Recorded data
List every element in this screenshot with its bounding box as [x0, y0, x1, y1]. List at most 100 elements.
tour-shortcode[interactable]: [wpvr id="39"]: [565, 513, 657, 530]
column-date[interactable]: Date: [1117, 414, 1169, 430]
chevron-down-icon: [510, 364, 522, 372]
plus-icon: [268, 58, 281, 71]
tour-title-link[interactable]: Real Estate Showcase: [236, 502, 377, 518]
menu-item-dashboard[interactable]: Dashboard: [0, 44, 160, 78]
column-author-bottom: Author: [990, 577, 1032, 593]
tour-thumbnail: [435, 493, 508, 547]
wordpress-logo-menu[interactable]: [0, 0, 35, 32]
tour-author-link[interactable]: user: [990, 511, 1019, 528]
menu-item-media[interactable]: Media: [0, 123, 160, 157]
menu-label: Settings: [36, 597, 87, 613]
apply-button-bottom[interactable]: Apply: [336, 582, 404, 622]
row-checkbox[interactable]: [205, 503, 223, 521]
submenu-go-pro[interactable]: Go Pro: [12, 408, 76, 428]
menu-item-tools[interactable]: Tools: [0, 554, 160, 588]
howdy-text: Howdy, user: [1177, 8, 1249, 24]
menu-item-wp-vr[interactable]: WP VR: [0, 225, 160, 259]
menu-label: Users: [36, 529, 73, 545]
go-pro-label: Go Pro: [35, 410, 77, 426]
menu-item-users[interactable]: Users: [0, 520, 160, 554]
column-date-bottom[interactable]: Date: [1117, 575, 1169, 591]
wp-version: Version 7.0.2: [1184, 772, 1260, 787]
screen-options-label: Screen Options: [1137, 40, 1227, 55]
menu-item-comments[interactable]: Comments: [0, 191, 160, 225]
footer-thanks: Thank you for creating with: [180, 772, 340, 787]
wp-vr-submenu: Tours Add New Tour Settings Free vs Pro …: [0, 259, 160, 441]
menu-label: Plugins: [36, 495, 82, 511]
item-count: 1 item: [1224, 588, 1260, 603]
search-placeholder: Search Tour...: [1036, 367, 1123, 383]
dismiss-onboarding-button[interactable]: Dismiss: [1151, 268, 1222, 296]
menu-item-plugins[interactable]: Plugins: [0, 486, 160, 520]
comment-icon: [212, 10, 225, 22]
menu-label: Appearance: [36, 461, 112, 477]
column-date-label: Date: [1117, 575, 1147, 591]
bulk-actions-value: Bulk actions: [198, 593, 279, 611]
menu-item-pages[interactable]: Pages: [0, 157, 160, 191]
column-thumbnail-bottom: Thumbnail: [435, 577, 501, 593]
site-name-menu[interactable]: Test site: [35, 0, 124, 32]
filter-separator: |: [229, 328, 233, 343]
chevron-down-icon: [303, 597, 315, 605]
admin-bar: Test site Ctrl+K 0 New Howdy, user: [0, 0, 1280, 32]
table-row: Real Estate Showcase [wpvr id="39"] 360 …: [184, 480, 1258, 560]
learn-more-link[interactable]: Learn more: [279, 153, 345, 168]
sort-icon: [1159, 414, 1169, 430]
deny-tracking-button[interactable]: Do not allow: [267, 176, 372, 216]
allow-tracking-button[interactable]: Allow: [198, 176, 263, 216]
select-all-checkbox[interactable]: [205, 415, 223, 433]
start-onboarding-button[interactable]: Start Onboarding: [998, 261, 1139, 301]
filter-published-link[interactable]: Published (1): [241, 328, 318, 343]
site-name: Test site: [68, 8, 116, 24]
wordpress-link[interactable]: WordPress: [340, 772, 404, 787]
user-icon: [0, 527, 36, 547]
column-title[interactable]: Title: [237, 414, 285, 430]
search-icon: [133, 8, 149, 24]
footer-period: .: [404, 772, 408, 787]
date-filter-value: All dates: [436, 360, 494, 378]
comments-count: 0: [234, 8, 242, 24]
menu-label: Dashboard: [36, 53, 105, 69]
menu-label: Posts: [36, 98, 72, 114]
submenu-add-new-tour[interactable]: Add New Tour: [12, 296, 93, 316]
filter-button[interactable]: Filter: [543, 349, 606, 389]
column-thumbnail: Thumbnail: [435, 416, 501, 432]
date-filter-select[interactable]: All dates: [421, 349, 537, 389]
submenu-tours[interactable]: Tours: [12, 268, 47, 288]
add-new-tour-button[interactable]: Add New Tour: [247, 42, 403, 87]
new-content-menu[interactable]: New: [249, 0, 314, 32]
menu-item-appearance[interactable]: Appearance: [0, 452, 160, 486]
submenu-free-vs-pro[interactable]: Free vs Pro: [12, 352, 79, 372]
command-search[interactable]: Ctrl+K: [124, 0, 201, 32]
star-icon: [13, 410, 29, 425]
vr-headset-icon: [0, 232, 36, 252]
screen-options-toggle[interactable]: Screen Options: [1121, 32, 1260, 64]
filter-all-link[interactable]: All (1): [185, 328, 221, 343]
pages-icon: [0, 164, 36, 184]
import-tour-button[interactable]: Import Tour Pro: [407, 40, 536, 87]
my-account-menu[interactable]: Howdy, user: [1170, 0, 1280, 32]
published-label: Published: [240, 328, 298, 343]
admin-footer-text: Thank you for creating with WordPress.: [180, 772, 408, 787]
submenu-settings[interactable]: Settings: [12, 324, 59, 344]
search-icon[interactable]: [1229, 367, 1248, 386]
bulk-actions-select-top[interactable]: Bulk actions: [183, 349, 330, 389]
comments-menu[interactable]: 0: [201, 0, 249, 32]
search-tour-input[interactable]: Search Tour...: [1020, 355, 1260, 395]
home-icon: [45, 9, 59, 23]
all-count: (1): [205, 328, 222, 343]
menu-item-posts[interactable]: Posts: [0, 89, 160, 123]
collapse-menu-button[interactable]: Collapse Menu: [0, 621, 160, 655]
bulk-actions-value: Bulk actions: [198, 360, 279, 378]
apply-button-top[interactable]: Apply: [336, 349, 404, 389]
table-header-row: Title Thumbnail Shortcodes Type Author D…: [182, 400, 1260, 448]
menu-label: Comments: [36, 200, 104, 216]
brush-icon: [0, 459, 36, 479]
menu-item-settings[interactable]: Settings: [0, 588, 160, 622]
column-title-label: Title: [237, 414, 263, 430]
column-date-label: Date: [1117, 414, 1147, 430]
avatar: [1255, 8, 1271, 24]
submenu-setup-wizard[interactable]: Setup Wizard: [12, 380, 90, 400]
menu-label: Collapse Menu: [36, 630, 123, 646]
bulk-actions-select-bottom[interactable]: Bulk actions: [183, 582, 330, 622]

> _WHAT THE EXERCISE ASKS_
Rewrite the records from the first line through the line with "chevron-down-icon: [510, 364, 522, 372]", swapping "tour-shortcode" for "tour-embed-code" and keeping everything else the same.

> _SOLUTION TO THIS PROBLEM_
List every element in this screenshot with its bounding box as [x0, y0, x1, y1]. List at most 100 elements.
tour-embed-code[interactable]: [wpvr id="39"]: [565, 513, 657, 530]
column-date[interactable]: Date: [1117, 414, 1169, 430]
chevron-down-icon: [510, 364, 522, 372]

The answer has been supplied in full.